Testo fornito ::
§

Un brand non è solo un nome di un prodotto, un logo qualsiasi.
È una promessa: con quel brand Alitalia comunica ciò che è, comunica i suoi valori, decide di mettersi un vestito con il quale si presenta ai suoi Clienti.
E’ importante sottolineare come il brand sia il lato di una medaglia. Dall’altro lato vi è il suo posizionamento, che ne determina la mission e la vision. Ed il modo principale con cui la marca prende forma e si materializza è costituito dall’Offerta e dal Servizio erogato. Pubblicità, sito web, social network, Servizio Clienti, lounge, app, Servizio degli AAVV ecc. sono tutti elementi sostanziali che contribuiscono a dare peso al brand, e devono viaggiare di pari passo con esso.

§

Dati registrati ::
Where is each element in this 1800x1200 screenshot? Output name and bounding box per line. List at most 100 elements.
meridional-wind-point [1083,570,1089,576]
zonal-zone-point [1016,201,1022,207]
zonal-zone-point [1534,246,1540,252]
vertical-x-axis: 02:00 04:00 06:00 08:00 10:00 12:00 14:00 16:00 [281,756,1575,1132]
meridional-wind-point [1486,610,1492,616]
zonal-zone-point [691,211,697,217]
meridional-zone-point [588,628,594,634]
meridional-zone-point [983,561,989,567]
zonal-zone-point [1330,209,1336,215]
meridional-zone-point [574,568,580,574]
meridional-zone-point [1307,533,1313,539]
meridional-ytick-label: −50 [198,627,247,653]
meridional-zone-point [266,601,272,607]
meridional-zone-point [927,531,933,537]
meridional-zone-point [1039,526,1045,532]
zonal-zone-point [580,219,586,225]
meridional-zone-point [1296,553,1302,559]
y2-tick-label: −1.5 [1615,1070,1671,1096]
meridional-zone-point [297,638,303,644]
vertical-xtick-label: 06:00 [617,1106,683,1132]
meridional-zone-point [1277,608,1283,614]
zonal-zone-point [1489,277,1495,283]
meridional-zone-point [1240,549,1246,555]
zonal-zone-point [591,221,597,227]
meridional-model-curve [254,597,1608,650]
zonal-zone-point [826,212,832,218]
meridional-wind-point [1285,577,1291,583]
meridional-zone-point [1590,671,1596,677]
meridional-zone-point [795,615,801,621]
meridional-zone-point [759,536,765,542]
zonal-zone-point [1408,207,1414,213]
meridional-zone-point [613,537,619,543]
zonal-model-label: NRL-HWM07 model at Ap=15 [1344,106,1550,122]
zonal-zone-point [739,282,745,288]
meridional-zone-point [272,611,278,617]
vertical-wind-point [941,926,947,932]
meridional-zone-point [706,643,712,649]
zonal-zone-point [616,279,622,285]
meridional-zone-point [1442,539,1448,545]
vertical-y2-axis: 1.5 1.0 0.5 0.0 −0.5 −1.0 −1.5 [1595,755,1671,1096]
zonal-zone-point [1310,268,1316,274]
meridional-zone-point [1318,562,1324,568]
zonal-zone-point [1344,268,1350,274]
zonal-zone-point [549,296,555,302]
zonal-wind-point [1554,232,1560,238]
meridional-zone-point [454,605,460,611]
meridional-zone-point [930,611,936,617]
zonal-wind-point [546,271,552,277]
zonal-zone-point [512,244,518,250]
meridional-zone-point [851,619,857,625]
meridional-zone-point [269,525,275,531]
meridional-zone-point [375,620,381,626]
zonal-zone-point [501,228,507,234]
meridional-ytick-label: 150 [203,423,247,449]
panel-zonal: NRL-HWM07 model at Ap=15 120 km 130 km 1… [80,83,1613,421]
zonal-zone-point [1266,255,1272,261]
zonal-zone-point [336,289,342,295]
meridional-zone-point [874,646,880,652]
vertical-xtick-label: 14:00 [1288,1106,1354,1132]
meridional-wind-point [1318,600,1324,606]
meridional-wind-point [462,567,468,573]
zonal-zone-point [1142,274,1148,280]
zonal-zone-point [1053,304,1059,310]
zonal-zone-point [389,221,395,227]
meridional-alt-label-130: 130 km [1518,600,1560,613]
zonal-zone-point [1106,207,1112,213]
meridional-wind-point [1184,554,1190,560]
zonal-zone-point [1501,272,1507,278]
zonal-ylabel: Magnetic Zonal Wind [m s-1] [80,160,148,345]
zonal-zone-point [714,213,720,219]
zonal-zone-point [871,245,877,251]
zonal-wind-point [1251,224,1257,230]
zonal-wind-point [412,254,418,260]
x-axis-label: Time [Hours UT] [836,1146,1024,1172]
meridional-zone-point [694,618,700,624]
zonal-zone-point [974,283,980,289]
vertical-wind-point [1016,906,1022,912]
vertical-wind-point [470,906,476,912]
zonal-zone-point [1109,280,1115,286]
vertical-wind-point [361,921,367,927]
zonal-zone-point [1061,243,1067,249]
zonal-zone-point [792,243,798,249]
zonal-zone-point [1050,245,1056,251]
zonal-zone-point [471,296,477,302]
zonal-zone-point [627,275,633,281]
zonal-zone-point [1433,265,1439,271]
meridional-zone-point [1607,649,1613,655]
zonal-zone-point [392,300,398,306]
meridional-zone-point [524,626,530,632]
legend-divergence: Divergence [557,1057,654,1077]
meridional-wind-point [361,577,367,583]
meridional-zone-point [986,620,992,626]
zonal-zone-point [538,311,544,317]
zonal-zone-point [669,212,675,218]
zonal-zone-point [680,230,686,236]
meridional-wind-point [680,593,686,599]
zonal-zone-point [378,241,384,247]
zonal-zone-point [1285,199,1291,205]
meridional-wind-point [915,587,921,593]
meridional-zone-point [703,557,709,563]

§

Consegna A :: Riporta tutte le righe dell'elenco in cui compare la stringa "ytick".
Consegna B :: Prosegui il testo sul brand e sul suo posizionamento a partire dall'ultima frase riportata.
Il testo e l'elenco non hanno alcun legame tra loro.

Risultato finale A ::
meridional-ytick-label: −50 [198,627,247,653]
meridional-ytick-label: 150 [203,423,247,449]

Risultato finale B ::
Se non c’è coerenza tra tutti questi elementi, il brand perde valore, così come diventa inutile una sua qualsiasi modifica.
Al contrario, un brand vincente e forte diventa un asset per l’Azienda: è accertato che un brand con una buona reputazione sia spesso preferito dai Clienti anche se propone un prodotto più costoso. La qualità paga.
Alitalia ha deciso di cambiare pelle. Nel vedere il rendering di Rogerwilco, cerco di capire le scelte fatte. Premesso che la livrea dal vivo dovrebbe avere tonalità di colori ed effetti diversi dai bozzetti qui pubblicati, mi chiedo se un Cliente qualunque riesca a notare la differenza con quella attuale, che già si estende in verticale su timone e deriva.
Viene subito in mente che vi sia una somiglianza troppo forte con Air Italy. Per fortuna quest’ultima ha una livrea poco conosciuta.
Viene in mente che la fusoliera sia troppo scarna, e l’effetto perlato nulla abbia a che fare con Alitalia, l’Italia, i valori di Alitalia. Se poi fosse vero che le uniformi saranno di tonalità blu, ancora di più non capisco che c’azzecchi il perlato, salvo riempire uno spazio altrimenti vuoto. Si potevano fare altre scelte sulla fusoliera?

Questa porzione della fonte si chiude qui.